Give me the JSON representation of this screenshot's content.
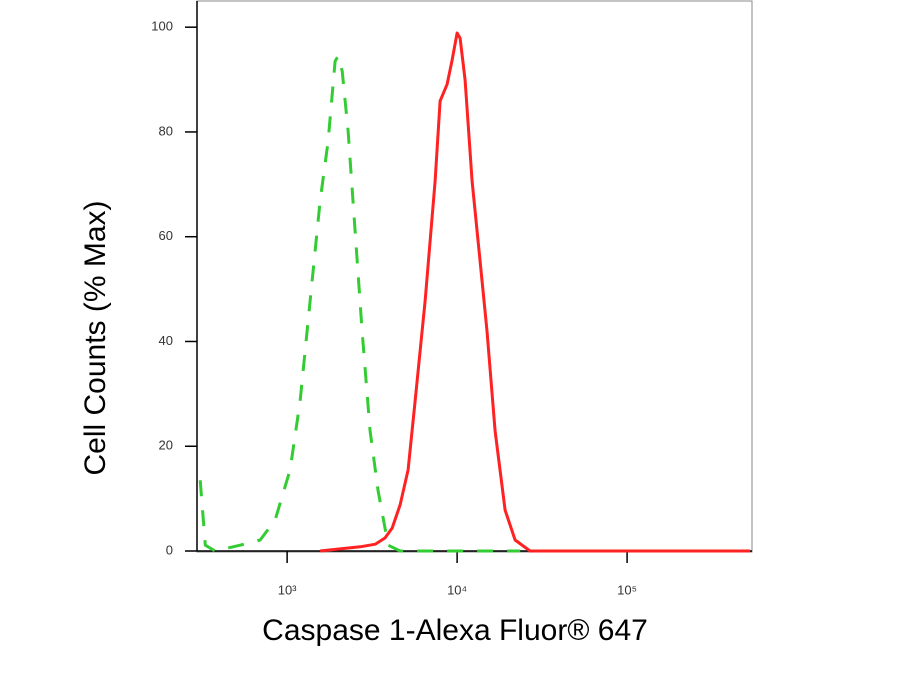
{
  "chart_data": {
    "type": "line",
    "xlabel": "Caspase 1-Alexa Fluor® 647",
    "ylabel": "Cell Counts (% Max)",
    "xscale": "log",
    "xlim": [
      295,
      543000
    ],
    "ylim": [
      0,
      105
    ],
    "xticks": [
      {
        "value": 1000,
        "label": "10³"
      },
      {
        "value": 10000,
        "label": "10⁴"
      },
      {
        "value": 100000,
        "label": "10⁵"
      }
    ],
    "yticks": [
      0,
      20,
      40,
      60,
      80,
      100
    ],
    "series": [
      {
        "color": "#33cc33",
        "linestyle": "dashed",
        "x": [
          308,
          330,
          377,
          529,
          694,
          850,
          1041,
          1192,
          1365,
          1563,
          1742,
          1916,
          1995,
          2108,
          2284,
          2512,
          2762,
          3078,
          3430,
          3930,
          4620,
          23490
        ],
        "values": [
          13.5,
          1.1,
          0,
          1.1,
          2.1,
          5.9,
          15.5,
          28.6,
          47.7,
          66.8,
          78.2,
          93.5,
          94.5,
          91.6,
          80.2,
          61.1,
          42.0,
          22.9,
          11.5,
          1.1,
          0,
          0
        ]
      },
      {
        "color": "#ff2222",
        "linestyle": "solid",
        "x": [
          1563,
          2050,
          2690,
          3300,
          3770,
          4150,
          4620,
          5150,
          5660,
          6480,
          7420,
          7940,
          8730,
          9350,
          10000,
          10420,
          11140,
          12250,
          13650,
          15000,
          16740,
          19150,
          21930,
          26860,
          69300,
          529000
        ],
        "values": [
          0,
          0.4,
          0.8,
          1.3,
          2.5,
          4.4,
          8.8,
          15.5,
          28.6,
          47.7,
          70.6,
          85.9,
          89.1,
          93.7,
          98.9,
          97.9,
          89.9,
          70.6,
          55.3,
          42.0,
          22.9,
          7.8,
          2.1,
          0,
          0,
          0
        ]
      }
    ]
  }
}
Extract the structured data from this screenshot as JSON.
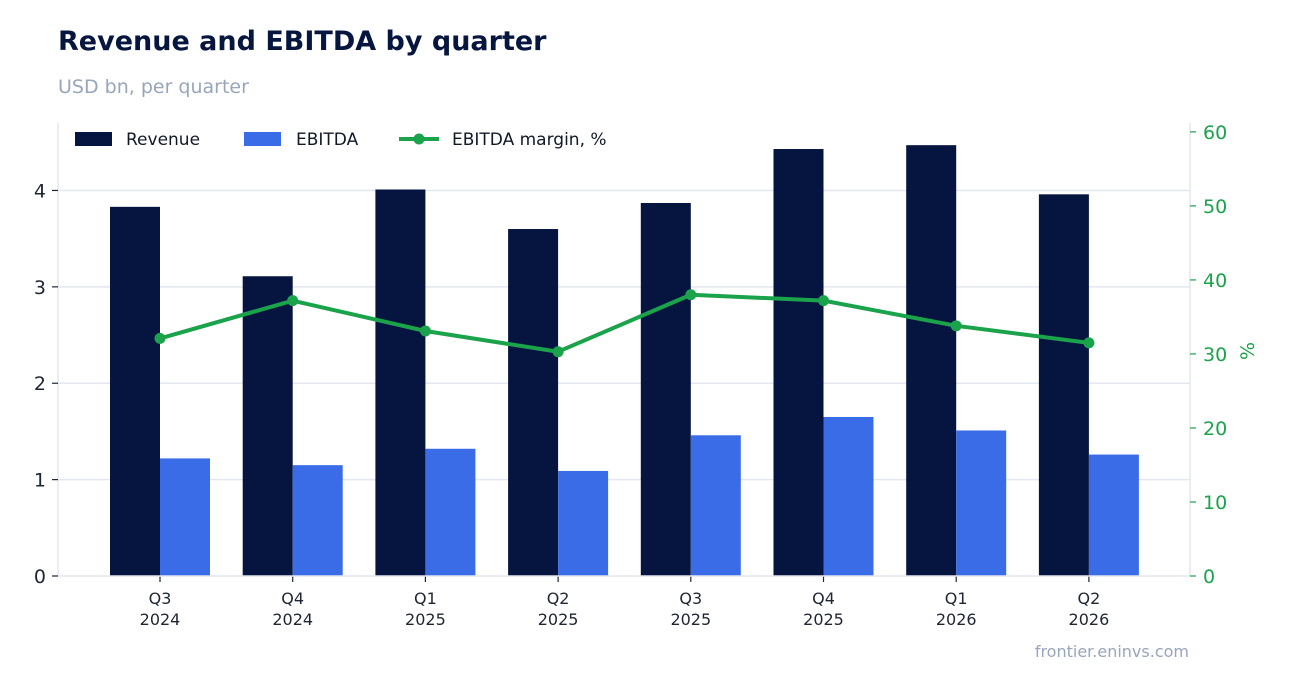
{
  "header": {
    "title": "Revenue and EBITDA by quarter",
    "subtitle": "USD bn, per quarter"
  },
  "footer": {
    "source": "frontier.eninvs.com"
  },
  "colors": {
    "revenue": "#05153f",
    "ebitda": "#3b6ce8",
    "margin": "#1aa34a",
    "grid": "#e3e7ef"
  },
  "chart_data": {
    "type": "bar",
    "categories": [
      [
        "Q3",
        "2024"
      ],
      [
        "Q4",
        "2024"
      ],
      [
        "Q1",
        "2025"
      ],
      [
        "Q2",
        "2025"
      ],
      [
        "Q3",
        "2025"
      ],
      [
        "Q4",
        "2025"
      ],
      [
        "Q1",
        "2026"
      ],
      [
        "Q2",
        "2026"
      ]
    ],
    "series": [
      {
        "name": "Revenue",
        "kind": "bar",
        "axis": "left",
        "values": [
          3.83,
          3.11,
          4.01,
          3.6,
          3.87,
          4.43,
          4.47,
          3.96
        ]
      },
      {
        "name": "EBITDA",
        "kind": "bar",
        "axis": "left",
        "values": [
          1.22,
          1.15,
          1.32,
          1.09,
          1.46,
          1.65,
          1.51,
          1.26
        ]
      },
      {
        "name": "EBITDA margin, %",
        "kind": "line",
        "axis": "right",
        "values": [
          32.1,
          37.2,
          33.1,
          30.3,
          38.0,
          37.2,
          33.8,
          31.5
        ]
      }
    ],
    "y_left": {
      "min": 0,
      "max": 4.7,
      "ticks": [
        0,
        1,
        2,
        3,
        4
      ],
      "label": ""
    },
    "y_right": {
      "min": 0,
      "max": 61.2,
      "ticks": [
        0,
        10,
        20,
        30,
        40,
        50,
        60
      ],
      "label": "%"
    },
    "grid": "horizontal",
    "legend": "top-left"
  }
}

Directions for this task –
Write out the records above once more, word for word, with no pictures.

Result of the exercise –
Give me the JSON representation of this screenshot's content.
{
  "chart_data": {
    "type": "line",
    "xlabel": "Caspase 1-Alexa Fluor® 647",
    "ylabel": "Cell Counts (% Max)",
    "xscale": "log",
    "xlim": [
      295,
      543000
    ],
    "ylim": [
      0,
      105
    ],
    "xticks": [
      {
        "value": 1000,
        "label": "10³"
      },
      {
        "value": 10000,
        "label": "10⁴"
      },
      {
        "value": 100000,
        "label": "10⁵"
      }
    ],
    "yticks": [
      0,
      20,
      40,
      60,
      80,
      100
    ],
    "series": [
      {
        "color": "#33cc33",
        "linestyle": "dashed",
        "x": [
          308,
          330,
          377,
          529,
          694,
          850,
          1041,
          1192,
          1365,
          1563,
          1742,
          1916,
          1995,
          2108,
          2284,
          2512,
          2762,
          3078,
          3430,
          3930,
          4620,
          23490
        ],
        "values": [
          13.5,
          1.1,
          0,
          1.1,
          2.1,
          5.9,
          15.5,
          28.6,
          47.7,
          66.8,
          78.2,
          93.5,
          94.5,
          91.6,
          80.2,
          61.1,
          42.0,
          22.9,
          11.5,
          1.1,
          0,
          0
        ]
      },
      {
        "color": "#ff2222",
        "linestyle": "solid",
        "x": [
          1563,
          2050,
          2690,
          3300,
          3770,
          4150,
          4620,
          5150,
          5660,
          6480,
          7420,
          7940,
          8730,
          9350,
          10000,
          10420,
          11140,
          12250,
          13650,
          15000,
          16740,
          19150,
          21930,
          26860,
          69300,
          529000
        ],
        "values": [
          0,
          0.4,
          0.8,
          1.3,
          2.5,
          4.4,
          8.8,
          15.5,
          28.6,
          47.7,
          70.6,
          85.9,
          89.1,
          93.7,
          98.9,
          97.9,
          89.9,
          70.6,
          55.3,
          42.0,
          22.9,
          7.8,
          2.1,
          0,
          0,
          0
        ]
      }
    ]
  }
}
Extract the structured data from this screenshot as JSON.
{
  "header": {
    "title": "Revenue and EBITDA by quarter",
    "subtitle": "USD bn, per quarter"
  },
  "footer": {
    "source": "frontier.eninvs.com"
  },
  "colors": {
    "revenue": "#05153f",
    "ebitda": "#3b6ce8",
    "margin": "#1aa34a",
    "grid": "#e3e7ef"
  },
  "chart_data": {
    "type": "bar",
    "categories": [
      [
        "Q3",
        "2024"
      ],
      [
        "Q4",
        "2024"
      ],
      [
        "Q1",
        "2025"
      ],
      [
        "Q2",
        "2025"
      ],
      [
        "Q3",
        "2025"
      ],
      [
        "Q4",
        "2025"
      ],
      [
        "Q1",
        "2026"
      ],
      [
        "Q2",
        "2026"
      ]
    ],
    "series": [
      {
        "name": "Revenue",
        "kind": "bar",
        "axis": "left",
        "values": [
          3.83,
          3.11,
          4.01,
          3.6,
          3.87,
          4.43,
          4.47,
          3.96
        ]
      },
      {
        "name": "EBITDA",
        "kind": "bar",
        "axis": "left",
        "values": [
          1.22,
          1.15,
          1.32,
          1.09,
          1.46,
          1.65,
          1.51,
          1.26
        ]
      },
      {
        "name": "EBITDA margin, %",
        "kind": "line",
        "axis": "right",
        "values": [
          32.1,
          37.2,
          33.1,
          30.3,
          38.0,
          37.2,
          33.8,
          31.5
        ]
      }
    ],
    "y_left": {
      "min": 0,
      "max": 4.7,
      "ticks": [
        0,
        1,
        2,
        3,
        4
      ],
      "label": ""
    },
    "y_right": {
      "min": 0,
      "max": 61.2,
      "ticks": [
        0,
        10,
        20,
        30,
        40,
        50,
        60
      ],
      "label": "%"
    },
    "grid": "horizontal",
    "legend": "top-left"
  }
}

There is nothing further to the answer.